**OBJECTIVE:**
The data below needs to be returned exactly, line for line.

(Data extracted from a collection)
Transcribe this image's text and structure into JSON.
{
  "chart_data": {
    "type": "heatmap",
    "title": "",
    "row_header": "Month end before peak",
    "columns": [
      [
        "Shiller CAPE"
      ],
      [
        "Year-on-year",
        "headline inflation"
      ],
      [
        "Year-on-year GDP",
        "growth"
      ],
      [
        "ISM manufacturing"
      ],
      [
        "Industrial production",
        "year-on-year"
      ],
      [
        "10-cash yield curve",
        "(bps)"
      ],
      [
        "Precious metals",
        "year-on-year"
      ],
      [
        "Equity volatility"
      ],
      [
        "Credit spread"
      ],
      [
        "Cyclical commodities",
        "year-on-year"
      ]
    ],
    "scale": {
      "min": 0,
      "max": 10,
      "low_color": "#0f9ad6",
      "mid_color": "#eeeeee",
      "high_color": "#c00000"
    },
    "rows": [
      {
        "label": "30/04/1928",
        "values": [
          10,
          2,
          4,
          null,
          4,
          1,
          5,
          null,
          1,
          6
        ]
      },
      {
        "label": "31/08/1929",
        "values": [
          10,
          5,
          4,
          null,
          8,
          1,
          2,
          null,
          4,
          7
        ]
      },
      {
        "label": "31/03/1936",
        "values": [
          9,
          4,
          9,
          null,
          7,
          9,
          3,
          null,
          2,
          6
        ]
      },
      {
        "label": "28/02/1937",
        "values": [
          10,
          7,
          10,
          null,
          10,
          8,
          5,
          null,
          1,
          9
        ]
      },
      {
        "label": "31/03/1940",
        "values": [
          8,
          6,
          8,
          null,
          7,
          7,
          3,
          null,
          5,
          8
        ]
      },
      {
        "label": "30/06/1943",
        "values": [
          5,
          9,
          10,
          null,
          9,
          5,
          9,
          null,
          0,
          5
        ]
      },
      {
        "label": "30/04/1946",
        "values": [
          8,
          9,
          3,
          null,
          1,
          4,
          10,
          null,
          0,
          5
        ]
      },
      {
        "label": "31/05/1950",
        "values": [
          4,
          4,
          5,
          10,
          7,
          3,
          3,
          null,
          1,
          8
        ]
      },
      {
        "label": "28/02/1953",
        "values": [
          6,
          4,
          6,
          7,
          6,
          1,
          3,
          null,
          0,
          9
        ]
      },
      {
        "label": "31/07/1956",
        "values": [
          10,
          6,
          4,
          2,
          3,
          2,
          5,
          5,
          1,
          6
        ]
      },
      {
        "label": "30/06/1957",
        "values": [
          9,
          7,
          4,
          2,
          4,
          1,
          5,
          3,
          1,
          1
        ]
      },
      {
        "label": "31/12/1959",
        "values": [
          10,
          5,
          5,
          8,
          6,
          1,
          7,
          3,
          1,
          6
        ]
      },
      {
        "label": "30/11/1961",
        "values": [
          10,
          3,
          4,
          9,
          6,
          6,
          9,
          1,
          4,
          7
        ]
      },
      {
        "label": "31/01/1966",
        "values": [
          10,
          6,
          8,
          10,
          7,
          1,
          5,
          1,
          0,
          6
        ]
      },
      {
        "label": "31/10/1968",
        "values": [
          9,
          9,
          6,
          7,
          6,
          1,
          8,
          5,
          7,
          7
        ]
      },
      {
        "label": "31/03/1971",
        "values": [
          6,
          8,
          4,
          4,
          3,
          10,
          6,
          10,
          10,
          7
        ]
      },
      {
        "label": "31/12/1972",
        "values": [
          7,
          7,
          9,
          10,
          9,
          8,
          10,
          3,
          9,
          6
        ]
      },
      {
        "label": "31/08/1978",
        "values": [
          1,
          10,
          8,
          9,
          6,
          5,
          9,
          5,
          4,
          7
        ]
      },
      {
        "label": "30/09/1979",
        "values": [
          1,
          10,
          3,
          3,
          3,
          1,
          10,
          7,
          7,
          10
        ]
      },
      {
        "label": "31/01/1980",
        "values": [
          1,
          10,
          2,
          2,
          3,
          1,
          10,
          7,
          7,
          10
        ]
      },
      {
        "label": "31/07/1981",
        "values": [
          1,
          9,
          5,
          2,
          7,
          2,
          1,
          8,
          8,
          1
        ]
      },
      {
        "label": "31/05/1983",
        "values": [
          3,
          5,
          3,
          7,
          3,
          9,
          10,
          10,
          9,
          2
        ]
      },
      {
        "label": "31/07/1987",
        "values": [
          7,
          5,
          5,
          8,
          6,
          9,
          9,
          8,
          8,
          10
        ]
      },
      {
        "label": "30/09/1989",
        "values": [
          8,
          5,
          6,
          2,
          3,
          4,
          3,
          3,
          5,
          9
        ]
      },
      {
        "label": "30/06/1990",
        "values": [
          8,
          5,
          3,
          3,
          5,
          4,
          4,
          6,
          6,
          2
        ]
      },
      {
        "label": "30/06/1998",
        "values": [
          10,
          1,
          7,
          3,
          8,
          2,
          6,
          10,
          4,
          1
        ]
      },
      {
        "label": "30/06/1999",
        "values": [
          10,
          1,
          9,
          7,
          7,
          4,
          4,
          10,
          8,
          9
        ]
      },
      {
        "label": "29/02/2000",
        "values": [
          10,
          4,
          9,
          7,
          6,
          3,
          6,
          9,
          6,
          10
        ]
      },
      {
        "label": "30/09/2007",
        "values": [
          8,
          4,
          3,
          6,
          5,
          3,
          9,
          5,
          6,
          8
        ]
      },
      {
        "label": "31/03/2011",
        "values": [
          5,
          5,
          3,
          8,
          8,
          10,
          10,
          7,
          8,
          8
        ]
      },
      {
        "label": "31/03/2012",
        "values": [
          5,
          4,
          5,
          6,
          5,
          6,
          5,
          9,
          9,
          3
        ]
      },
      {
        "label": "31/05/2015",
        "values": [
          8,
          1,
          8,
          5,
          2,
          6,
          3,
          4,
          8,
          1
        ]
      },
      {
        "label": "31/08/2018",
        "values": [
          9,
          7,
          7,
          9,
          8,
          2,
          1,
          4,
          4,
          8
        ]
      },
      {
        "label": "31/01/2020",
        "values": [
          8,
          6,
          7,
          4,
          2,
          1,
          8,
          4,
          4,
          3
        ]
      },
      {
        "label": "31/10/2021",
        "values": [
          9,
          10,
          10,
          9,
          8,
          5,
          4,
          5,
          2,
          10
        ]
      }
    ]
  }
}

**COMPLETED EXERCISE:**
Transcribe this image's text and structure into JSON.
{
  "chart_data": {
    "type": "heatmap",
    "title": "",
    "row_header": "Month end before peak",
    "columns": [
      [
        "Shiller CAPE"
      ],
      [
        "Year-on-year",
        "headline inflation"
      ],
      [
        "Year-on-year GDP",
        "growth"
      ],
      [
        "ISM manufacturing"
      ],
      [
        "Industrial production",
        "year-on-year"
      ],
      [
        "10-cash yield curve",
        "(bps)"
      ],
      [
        "Precious metals",
        "year-on-year"
      ],
      [
        "Equity volatility"
      ],
      [
        "Credit spread"
      ],
      [
        "Cyclical commodities",
        "year-on-year"
      ]
    ],
    "scale": {
      "min": 0,
      "max": 10,
      "low_color": "#0f9ad6",
      "mid_color": "#eeeeee",
      "high_color": "#c00000"
    },
    "rows": [
      {
        "label": "30/04/1928",
        "values": [
          10,
          2,
          4,
          null,
          4,
          1,
          5,
          null,
          1,
          6
        ]
      },
      {
        "label": "31/08/1929",
        "values": [
          10,
          5,
          4,
          null,
          8,
          1,
          2,
          null,
          4,
          7
        ]
      },
      {
        "label": "31/03/1936",
        "values": [
          9,
          4,
          9,
          null,
          7,
          9,
          3,
          null,
          2,
          6
        ]
      },
      {
        "label": "28/02/1937",
        "values": [
          10,
          7,
          10,
          null,
          10,
          8,
          5,
          null,
          1,
          9
        ]
      },
      {
        "label": "31/03/1940",
        "values": [
          8,
          6,
          8,
          null,
          7,
          7,
          3,
          null,
          5,
          8
        ]
      },
      {
        "label": "30/06/1943",
        "values": [
          5,
          9,
          10,
          null,
          9,
          5,
          9,
          null,
          0,
          5
        ]
      },
      {
        "label": "30/04/1946",
        "values": [
          8,
          9,
          3,
          null,
          1,
          4,
          10,
          null,
          0,
          5
        ]
      },
      {
        "label": "31/05/1950",
        "values": [
          4,
          4,
          5,
          10,
          7,
          3,
          3,
          null,
          1,
          8
        ]
      },
      {
        "label": "28/02/1953",
        "values": [
          6,
          4,
          6,
          7,
          6,
          1,
          3,
          null,
          0,
          9
        ]
      },
      {
        "label": "31/07/1956",
        "values": [
          10,
          6,
          4,
          2,
          3,
          2,
          5,
          5,
          1,
          6
        ]
      },
      {
        "label": "30/06/1957",
        "values": [
          9,
          7,
          4,
          2,
          4,
          1,
          5,
          3,
          1,
          1
        ]
      },
      {
        "label": "31/12/1959",
        "values": [
          10,
          5,
          5,
          8,
          6,
          1,
          7,
          3,
          1,
          6
        ]
      },
      {
        "label": "30/11/1961",
        "values": [
          10,
          3,
          4,
          9,
          6,
          6,
          9,
          1,
          4,
          7
        ]
      },
      {
        "label": "31/01/1966",
        "values": [
          10,
          6,
          8,
          10,
          7,
          1,
          5,
          1,
          0,
          6
        ]
      },
      {
        "label": "31/10/1968",
        "values": [
          9,
          9,
          6,
          7,
          6,
          1,
          8,
          5,
          7,
          7
        ]
      },
      {
        "label": "31/03/1971",
        "values": [
          6,
          8,
          4,
          4,
          3,
          10,
          6,
          10,
          10,
          7
        ]
      },
      {
        "label": "31/12/1972",
        "values": [
          7,
          7,
          9,
          10,
          9,
          8,
          10,
          3,
          9,
          6
        ]
      },
      {
        "label": "31/08/1978",
        "values": [
          1,
          10,
          8,
          9,
          6,
          5,
          9,
          5,
          4,
          7
        ]
      },
      {
        "label": "30/09/1979",
        "values": [
          1,
          10,
          3,
          3,
          3,
          1,
          10,
          7,
          7,
          10
        ]
      },
      {
        "label": "31/01/1980",
        "values": [
          1,
          10,
          2,
          2,
          3,
          1,
          10,
          7,
          7,
          10
        ]
      },
      {
        "label": "31/07/1981",
        "values": [
          1,
          9,
          5,
          2,
          7,
          2,
          1,
          8,
          8,
          1
        ]
      },
      {
        "label": "31/05/1983",
        "values": [
          3,
          5,
          3,
          7,
          3,
          9,
          10,
          10,
          9,
          2
        ]
      },
      {
        "label": "31/07/1987",
        "values": [
          7,
          5,
          5,
          8,
          6,
          9,
          9,
          8,
          8,
          10
        ]
      },
      {
        "label": "30/09/1989",
        "values": [
          8,
          5,
          6,
          2,
          3,
          4,
          3,
          3,
          5,
          9
        ]
      },
      {
        "label": "30/06/1990",
        "values": [
          8,
          5,
          3,
          3,
          5,
          4,
          4,
          6,
          6,
          2
        ]
      },
      {
        "label": "30/06/1998",
        "values": [
          10,
          1,
          7,
          3,
          8,
          2,
          6,
          10,
          4,
          1
        ]
      },
      {
        "label": "30/06/1999",
        "values": [
          10,
          1,
          9,
          7,
          7,
          4,
          4,
          10,
          8,
          9
        ]
      },
      {
        "label": "29/02/2000",
        "values": [
          10,
          4,
          9,
          7,
          6,
          3,
          6,
          9,
          6,
          10
        ]
      },
      {
        "label": "30/09/2007",
        "values": [
          8,
          4,
          3,
          6,
          5,
          3,
          9,
          5,
          6,
          8
        ]
      },
      {
        "label": "31/03/2011",
        "values": [
          5,
          5,
          3,
          8,
          8,
          10,
          10,
          7,
          8,
          8
        ]
      },
      {
        "label": "31/03/2012",
        "values": [
          5,
          4,
          5,
          6,
          5,
          6,
          5,
          9,
          9,
          3
        ]
      },
      {
        "label": "31/05/2015",
        "values": [
          8,
          1,
          8,
          5,
          2,
          6,
          3,
          4,
          8,
          1
        ]
      },
      {
        "label": "31/08/2018",
        "values": [
          9,
          7,
          7,
          9,
          8,
          2,
          1,
          4,
          4,
          8
        ]
      },
      {
        "label": "31/01/2020",
        "values": [
          8,
          6,
          7,
          4,
          2,
          1,
          8,
          4,
          4,
          3
        ]
      },
      {
        "label": "31/10/2021",
        "values": [
          9,
          10,
          10,
          9,
          8,
          5,
          4,
          5,
          2,
          10
        ]
      }
    ]
  }
}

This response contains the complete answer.